Your objective: Reproduce all of the material exactly as shown.

— Start Records for this task —

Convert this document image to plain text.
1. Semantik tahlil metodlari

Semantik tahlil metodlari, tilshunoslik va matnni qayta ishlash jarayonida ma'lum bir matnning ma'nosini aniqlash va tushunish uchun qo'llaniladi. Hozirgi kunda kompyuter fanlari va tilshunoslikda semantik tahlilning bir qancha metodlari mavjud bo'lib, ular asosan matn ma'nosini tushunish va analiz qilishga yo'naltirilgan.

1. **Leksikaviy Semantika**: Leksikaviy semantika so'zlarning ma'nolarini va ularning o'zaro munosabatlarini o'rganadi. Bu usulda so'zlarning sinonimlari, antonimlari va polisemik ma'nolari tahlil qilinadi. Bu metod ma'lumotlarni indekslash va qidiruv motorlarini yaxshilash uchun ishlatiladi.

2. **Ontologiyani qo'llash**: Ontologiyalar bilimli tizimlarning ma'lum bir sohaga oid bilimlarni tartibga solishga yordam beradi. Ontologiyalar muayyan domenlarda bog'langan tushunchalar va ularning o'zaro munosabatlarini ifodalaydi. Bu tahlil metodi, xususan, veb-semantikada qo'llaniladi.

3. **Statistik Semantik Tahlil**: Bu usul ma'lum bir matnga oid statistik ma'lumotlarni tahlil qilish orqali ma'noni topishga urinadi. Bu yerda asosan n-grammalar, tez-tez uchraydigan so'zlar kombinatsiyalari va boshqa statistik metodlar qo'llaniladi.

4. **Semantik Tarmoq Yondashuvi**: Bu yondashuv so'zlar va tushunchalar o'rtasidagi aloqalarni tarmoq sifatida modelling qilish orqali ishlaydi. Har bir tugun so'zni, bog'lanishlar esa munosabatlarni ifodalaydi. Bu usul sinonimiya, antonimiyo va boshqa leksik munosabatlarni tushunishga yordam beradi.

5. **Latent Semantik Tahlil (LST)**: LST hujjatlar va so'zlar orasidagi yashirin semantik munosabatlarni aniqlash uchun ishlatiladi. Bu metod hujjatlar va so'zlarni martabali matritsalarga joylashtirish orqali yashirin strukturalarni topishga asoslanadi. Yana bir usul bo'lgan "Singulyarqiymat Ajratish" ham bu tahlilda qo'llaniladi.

— End Records for this task —

Exercise response:
Convert this document image to plain text.
1. Semantik tahlil metodlari

Semantik tahlil metodlari, tilshunoslik va matnni qayta ishlash jarayonida ma'lum bir matnning ma'nosini aniqlash va tushunish uchun qo'llaniladi. Hozirgi kunda kompyuter fanlari va tilshunoslikda semantik tahlilning bir qancha metodlari mavjud bo'lib, ular asosan matn ma'nosini tushunish va analiz qilishga yo'naltirilgan.

1. **Leksikaviy Semantika**: Leksikaviy semantika so'zlarning ma'nolarini va ularning o'zaro munosabatlarini o'rganadi. Bu usulda so'zlarning sinonimlari, antonimlari va polisemik ma'nolari tahlil qilinadi. Bu metod ma'lumotlarni indekslash va qidiruv motorlarini yaxshilash uchun ishlatiladi.

2. **Ontologiyani qo'llash**: Ontologiyalar bilimli tizimlarning ma'lum bir sohaga oid bilimlarni tartibga solishga yordam beradi. Ontologiyalar muayyan domenlarda bog'langan tushunchalar va ularning o'zaro munosabatlarini ifodalaydi. Bu tahlil metodi, xususan, veb-semantikada qo'llaniladi.

3. **Statistik Semantik Tahlil**: Bu usul ma'lum bir matnga oid statistik ma'lumotlarni tahlil qilish orqali ma'noni topishga urinadi. Bu yerda asosan n-grammalar, tez-tez uchraydigan so'zlar kombinatsiyalari va boshqa statistik metodlar qo'llaniladi.

4. **Semantik Tarmoq Yondashuvi**: Bu yondashuv so'zlar va tushunchalar o'rtasidagi aloqalarni tarmoq sifatida modelling qilish orqali ishlaydi. Har bir tugun so'zni, bog'lanishlar esa munosabatlarni ifodalaydi. Bu usul sinonimiya, antonimiyo va boshqa leksik munosabatlarni tushunishga yordam beradi.

5. **Latent Semantik Tahlil (LST)**: LST hujjatlar va so'zlar orasidagi yashirin semantik munosabatlarni aniqlash uchun ishlatiladi. Bu metod hujjatlar va so'zlarni martabali matritsalarga joylashtirish orqali yashirin strukturalarni topishga asoslanadi. Yana bir usul bo'lgan "Singulyarqiymat Ajratish" ham bu tahlilda qo'llaniladi.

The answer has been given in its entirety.